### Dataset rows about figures
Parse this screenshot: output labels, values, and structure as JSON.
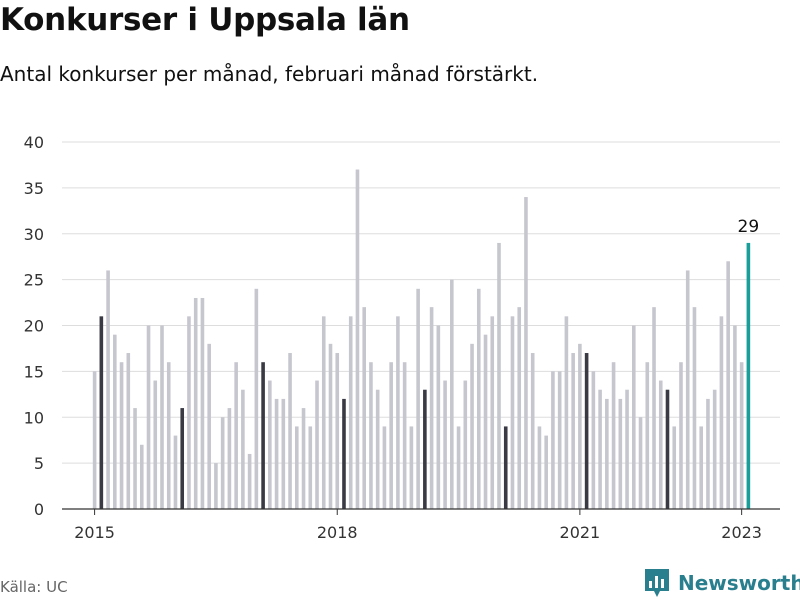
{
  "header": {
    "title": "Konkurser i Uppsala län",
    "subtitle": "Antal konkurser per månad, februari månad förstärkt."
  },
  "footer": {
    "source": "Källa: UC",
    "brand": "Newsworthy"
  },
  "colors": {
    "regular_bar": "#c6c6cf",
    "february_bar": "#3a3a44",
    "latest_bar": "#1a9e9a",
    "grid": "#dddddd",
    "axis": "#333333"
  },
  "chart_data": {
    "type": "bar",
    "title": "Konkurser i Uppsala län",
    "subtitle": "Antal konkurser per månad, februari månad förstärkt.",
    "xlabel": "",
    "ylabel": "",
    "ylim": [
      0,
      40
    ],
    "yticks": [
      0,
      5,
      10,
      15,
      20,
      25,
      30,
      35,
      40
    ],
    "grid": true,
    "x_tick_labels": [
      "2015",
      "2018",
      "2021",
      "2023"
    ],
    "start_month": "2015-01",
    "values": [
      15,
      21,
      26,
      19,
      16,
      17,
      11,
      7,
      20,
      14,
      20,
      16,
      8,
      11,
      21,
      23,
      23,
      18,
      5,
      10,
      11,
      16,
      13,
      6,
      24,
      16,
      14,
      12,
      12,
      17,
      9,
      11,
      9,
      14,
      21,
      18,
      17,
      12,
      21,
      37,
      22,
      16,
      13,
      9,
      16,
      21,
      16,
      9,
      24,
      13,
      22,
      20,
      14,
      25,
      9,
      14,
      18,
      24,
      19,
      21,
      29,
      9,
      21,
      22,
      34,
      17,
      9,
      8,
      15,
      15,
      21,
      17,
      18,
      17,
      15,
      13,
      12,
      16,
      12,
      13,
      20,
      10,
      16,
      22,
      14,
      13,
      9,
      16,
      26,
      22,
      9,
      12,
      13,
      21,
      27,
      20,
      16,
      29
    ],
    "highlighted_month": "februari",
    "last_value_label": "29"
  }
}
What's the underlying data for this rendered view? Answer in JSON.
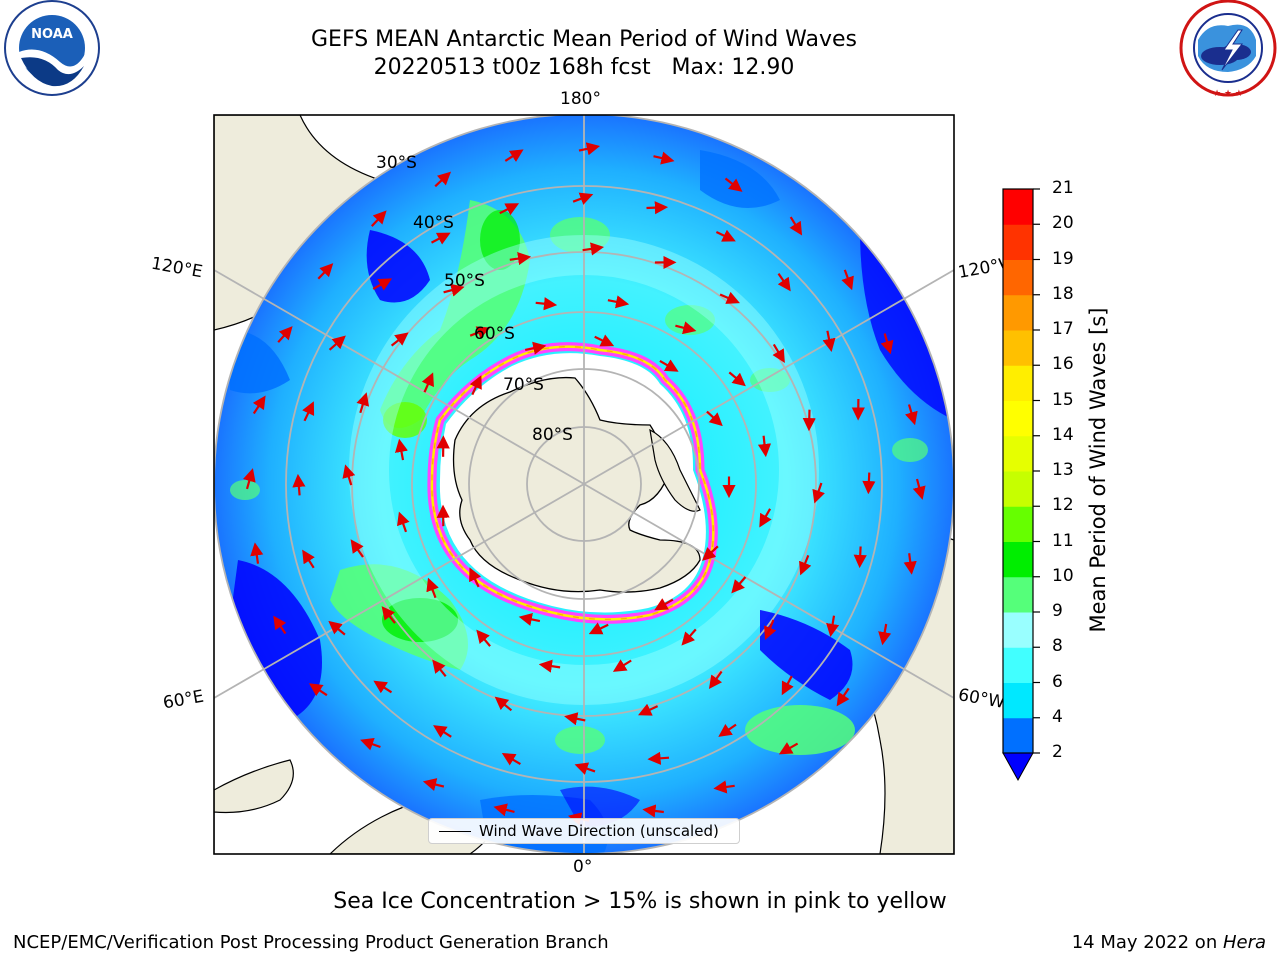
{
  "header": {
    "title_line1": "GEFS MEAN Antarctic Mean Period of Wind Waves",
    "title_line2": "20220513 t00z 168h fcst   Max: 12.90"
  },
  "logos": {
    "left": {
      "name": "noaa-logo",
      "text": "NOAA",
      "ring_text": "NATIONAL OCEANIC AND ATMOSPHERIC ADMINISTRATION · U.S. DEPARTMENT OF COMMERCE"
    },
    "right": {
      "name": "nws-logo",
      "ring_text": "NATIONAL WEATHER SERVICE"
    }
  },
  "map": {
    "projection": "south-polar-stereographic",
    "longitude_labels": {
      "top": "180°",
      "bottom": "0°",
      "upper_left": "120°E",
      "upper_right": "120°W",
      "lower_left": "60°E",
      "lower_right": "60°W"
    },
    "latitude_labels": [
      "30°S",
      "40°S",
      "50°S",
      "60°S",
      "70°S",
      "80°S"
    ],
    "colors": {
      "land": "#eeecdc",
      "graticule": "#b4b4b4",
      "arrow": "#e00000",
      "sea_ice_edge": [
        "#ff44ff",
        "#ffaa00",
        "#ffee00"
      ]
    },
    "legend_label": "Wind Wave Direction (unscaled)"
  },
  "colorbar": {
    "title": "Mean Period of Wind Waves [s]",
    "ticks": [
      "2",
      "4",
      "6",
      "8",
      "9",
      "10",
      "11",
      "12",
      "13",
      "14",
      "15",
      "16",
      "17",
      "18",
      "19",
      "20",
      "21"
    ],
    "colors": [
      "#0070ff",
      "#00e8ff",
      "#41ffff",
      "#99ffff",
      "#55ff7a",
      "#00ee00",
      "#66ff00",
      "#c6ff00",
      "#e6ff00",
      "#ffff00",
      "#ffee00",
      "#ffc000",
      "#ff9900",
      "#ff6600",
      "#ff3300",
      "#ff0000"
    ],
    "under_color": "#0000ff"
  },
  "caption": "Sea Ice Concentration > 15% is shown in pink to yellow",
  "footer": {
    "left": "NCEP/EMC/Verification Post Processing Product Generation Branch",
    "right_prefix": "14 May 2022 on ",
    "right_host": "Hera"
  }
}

### TASK DIRECTIONS
Retype, without any picture, exactly the lines from the one with "What's the underlying" through the end of the entries, inclusive.

### RESULT OF THIS TASK
What's the underlying data for this rendered view? Answer in JSON.
{
  "header": {
    "title_line1": "GEFS MEAN Antarctic Mean Period of Wind Waves",
    "title_line2": "20220513 t00z 168h fcst   Max: 12.90"
  },
  "logos": {
    "left": {
      "name": "noaa-logo",
      "text": "NOAA",
      "ring_text": "NATIONAL OCEANIC AND ATMOSPHERIC ADMINISTRATION · U.S. DEPARTMENT OF COMMERCE"
    },
    "right": {
      "name": "nws-logo",
      "ring_text": "NATIONAL WEATHER SERVICE"
    }
  },
  "map": {
    "projection": "south-polar-stereographic",
    "longitude_labels": {
      "top": "180°",
      "bottom": "0°",
      "upper_left": "120°E",
      "upper_right": "120°W",
      "lower_left": "60°E",
      "lower_right": "60°W"
    },
    "latitude_labels": [
      "30°S",
      "40°S",
      "50°S",
      "60°S",
      "70°S",
      "80°S"
    ],
    "colors": {
      "land": "#eeecdc",
      "graticule": "#b4b4b4",
      "arrow": "#e00000",
      "sea_ice_edge": [
        "#ff44ff",
        "#ffaa00",
        "#ffee00"
      ]
    },
    "legend_label": "Wind Wave Direction (unscaled)"
  },
  "colorbar": {
    "title": "Mean Period of Wind Waves [s]",
    "ticks": [
      "2",
      "4",
      "6",
      "8",
      "9",
      "10",
      "11",
      "12",
      "13",
      "14",
      "15",
      "16",
      "17",
      "18",
      "19",
      "20",
      "21"
    ],
    "colors": [
      "#0070ff",
      "#00e8ff",
      "#41ffff",
      "#99ffff",
      "#55ff7a",
      "#00ee00",
      "#66ff00",
      "#c6ff00",
      "#e6ff00",
      "#ffff00",
      "#ffee00",
      "#ffc000",
      "#ff9900",
      "#ff6600",
      "#ff3300",
      "#ff0000"
    ],
    "under_color": "#0000ff"
  },
  "caption": "Sea Ice Concentration > 15% is shown in pink to yellow",
  "footer": {
    "left": "NCEP/EMC/Verification Post Processing Product Generation Branch",
    "right_prefix": "14 May 2022 on ",
    "right_host": "Hera"
  }
}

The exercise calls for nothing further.